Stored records
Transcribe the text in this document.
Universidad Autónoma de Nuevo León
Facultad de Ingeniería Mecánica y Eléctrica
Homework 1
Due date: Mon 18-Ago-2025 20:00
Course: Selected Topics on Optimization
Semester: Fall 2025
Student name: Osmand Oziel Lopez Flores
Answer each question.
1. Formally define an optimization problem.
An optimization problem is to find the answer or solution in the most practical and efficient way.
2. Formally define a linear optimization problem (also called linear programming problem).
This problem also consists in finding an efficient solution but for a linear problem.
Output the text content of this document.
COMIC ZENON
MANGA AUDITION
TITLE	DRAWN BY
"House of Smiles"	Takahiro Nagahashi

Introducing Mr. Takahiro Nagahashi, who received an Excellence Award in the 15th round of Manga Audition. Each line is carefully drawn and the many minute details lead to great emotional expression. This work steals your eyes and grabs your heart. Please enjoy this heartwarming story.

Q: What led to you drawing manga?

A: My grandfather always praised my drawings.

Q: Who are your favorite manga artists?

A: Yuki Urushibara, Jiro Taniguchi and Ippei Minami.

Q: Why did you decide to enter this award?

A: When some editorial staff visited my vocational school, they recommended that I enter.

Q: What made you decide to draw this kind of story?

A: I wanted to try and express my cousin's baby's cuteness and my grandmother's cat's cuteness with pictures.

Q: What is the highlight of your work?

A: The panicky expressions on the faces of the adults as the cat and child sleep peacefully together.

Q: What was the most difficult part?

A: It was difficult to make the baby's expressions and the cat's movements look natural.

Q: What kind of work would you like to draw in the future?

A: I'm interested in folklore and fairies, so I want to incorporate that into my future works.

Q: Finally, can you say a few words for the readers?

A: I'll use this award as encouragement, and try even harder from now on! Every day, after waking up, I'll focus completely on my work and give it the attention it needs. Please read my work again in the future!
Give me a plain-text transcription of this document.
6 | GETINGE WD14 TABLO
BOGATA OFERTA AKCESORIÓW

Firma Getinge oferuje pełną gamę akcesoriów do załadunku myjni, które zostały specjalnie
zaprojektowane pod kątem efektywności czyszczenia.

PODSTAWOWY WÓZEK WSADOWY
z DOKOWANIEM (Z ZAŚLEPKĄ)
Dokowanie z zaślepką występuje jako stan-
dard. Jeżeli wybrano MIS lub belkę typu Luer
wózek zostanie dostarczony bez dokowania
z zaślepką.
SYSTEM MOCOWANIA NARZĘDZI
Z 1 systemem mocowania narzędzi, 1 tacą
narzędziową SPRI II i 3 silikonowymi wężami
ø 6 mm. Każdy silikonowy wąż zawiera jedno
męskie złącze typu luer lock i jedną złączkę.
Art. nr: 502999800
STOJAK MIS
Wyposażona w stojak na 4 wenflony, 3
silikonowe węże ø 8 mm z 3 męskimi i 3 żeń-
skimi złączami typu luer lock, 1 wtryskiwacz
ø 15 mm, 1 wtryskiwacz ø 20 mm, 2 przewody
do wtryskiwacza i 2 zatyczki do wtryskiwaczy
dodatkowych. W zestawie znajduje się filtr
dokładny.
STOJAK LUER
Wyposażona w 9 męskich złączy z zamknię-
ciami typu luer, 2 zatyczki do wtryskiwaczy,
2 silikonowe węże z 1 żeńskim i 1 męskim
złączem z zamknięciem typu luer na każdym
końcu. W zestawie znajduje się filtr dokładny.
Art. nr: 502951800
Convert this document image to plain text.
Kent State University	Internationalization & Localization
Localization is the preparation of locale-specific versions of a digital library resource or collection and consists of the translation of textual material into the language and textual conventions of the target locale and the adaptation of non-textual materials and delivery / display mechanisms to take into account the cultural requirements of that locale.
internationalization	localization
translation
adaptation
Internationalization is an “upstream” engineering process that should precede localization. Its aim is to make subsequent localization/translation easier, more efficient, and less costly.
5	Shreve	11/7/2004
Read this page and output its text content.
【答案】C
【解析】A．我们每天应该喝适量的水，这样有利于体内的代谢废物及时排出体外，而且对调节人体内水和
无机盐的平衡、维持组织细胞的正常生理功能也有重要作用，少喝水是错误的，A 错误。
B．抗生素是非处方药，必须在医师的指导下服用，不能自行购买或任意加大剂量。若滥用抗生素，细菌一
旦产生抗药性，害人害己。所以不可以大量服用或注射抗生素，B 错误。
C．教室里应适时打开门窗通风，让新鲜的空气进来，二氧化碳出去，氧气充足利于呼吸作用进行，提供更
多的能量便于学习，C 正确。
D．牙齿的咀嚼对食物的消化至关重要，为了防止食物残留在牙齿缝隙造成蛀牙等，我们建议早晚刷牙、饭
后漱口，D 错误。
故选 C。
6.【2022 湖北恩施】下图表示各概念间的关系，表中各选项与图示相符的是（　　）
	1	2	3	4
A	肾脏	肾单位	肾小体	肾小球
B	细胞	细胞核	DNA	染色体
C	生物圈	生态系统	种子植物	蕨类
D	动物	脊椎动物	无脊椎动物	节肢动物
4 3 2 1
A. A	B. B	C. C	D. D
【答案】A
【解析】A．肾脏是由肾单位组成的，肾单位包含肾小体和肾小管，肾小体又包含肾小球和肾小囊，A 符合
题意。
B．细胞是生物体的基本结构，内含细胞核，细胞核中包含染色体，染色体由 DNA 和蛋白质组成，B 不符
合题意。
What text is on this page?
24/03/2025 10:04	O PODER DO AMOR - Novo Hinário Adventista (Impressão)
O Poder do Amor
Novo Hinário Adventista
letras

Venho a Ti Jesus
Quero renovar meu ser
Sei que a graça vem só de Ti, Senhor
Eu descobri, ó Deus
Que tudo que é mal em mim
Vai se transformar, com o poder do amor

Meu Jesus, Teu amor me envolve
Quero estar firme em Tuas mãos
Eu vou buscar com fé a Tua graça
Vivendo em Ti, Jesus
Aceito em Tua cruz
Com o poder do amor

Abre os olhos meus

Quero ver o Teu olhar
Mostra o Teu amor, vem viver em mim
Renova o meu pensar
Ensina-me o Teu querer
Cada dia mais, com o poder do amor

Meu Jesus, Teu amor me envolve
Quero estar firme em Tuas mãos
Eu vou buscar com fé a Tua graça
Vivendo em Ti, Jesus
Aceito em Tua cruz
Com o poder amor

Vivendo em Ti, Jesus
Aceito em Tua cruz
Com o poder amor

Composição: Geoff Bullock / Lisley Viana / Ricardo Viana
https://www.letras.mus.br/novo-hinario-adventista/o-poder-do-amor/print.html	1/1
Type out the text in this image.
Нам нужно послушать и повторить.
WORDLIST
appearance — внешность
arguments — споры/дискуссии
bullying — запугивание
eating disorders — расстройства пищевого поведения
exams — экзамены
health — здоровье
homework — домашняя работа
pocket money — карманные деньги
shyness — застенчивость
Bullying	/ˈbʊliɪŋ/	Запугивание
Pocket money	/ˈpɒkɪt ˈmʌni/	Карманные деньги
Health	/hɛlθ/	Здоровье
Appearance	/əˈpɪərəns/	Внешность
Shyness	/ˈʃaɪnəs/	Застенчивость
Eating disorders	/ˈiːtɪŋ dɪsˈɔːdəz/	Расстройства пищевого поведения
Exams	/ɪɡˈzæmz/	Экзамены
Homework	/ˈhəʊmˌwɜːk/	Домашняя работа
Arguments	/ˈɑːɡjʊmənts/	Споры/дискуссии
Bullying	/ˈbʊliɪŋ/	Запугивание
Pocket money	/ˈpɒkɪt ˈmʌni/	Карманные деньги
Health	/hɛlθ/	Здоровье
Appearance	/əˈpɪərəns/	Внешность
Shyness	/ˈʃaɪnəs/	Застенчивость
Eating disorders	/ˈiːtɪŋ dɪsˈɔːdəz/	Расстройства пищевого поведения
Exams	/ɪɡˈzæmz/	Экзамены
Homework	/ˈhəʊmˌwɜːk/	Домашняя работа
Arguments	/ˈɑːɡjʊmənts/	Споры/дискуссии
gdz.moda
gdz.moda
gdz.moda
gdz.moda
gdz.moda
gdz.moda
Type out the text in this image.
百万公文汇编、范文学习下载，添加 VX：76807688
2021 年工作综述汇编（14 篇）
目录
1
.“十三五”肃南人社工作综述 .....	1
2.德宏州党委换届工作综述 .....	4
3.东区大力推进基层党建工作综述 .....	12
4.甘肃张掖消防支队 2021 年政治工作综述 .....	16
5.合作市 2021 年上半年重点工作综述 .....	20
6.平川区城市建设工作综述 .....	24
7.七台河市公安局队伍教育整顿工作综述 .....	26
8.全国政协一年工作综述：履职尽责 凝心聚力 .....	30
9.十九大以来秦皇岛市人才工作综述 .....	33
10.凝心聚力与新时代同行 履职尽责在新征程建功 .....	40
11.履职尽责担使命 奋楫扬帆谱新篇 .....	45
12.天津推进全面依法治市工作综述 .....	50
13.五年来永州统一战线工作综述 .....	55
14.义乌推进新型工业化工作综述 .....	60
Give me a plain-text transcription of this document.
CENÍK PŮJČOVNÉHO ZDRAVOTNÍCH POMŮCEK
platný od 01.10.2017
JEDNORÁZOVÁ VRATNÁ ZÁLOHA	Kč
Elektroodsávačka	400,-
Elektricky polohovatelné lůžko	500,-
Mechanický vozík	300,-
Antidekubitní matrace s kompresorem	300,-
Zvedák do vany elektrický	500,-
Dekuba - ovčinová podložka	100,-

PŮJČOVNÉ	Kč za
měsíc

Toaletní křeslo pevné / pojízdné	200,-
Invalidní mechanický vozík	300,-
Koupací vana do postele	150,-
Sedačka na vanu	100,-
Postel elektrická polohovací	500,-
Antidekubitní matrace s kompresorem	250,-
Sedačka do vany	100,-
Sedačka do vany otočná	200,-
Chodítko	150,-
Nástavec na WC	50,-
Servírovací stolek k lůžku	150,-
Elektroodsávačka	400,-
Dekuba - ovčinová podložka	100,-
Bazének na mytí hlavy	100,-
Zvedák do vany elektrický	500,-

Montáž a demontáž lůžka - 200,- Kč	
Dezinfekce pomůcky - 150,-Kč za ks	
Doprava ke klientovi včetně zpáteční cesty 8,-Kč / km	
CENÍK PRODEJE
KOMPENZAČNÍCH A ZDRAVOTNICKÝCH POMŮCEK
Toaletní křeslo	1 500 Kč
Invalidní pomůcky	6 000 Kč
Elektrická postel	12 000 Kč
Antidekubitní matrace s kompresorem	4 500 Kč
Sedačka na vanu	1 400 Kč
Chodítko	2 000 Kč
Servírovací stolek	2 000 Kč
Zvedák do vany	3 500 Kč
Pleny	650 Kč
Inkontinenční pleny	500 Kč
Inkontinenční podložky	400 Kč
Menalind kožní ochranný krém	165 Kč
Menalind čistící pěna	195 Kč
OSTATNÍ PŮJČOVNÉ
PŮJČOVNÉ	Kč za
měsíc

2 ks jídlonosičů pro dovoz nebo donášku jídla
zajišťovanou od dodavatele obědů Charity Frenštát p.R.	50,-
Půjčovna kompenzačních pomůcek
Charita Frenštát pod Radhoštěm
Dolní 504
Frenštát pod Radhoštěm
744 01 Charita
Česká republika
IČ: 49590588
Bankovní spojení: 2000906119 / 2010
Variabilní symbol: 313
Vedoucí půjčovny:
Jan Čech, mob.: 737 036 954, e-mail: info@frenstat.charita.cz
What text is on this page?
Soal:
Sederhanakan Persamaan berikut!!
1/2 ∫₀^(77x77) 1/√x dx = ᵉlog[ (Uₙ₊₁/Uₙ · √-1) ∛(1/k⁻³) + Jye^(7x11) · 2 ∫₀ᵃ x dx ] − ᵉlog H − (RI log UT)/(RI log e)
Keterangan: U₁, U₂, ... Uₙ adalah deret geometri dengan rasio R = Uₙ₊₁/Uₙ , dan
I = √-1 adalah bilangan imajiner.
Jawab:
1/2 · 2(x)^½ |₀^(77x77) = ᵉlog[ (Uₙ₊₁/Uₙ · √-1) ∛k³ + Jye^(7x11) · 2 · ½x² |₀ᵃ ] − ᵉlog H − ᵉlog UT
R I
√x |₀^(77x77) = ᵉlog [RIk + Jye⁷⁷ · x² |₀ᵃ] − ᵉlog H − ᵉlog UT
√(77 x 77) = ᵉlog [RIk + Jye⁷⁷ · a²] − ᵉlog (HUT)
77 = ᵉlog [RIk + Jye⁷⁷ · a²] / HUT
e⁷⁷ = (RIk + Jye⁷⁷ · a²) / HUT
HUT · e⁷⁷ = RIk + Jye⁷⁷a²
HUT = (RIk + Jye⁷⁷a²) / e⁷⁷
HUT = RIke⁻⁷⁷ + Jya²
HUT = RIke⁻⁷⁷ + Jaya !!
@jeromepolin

### Instructions for the task:
Across the records, count the lines holding the string "future". Give the number and stop.

### Answer to this problem:
3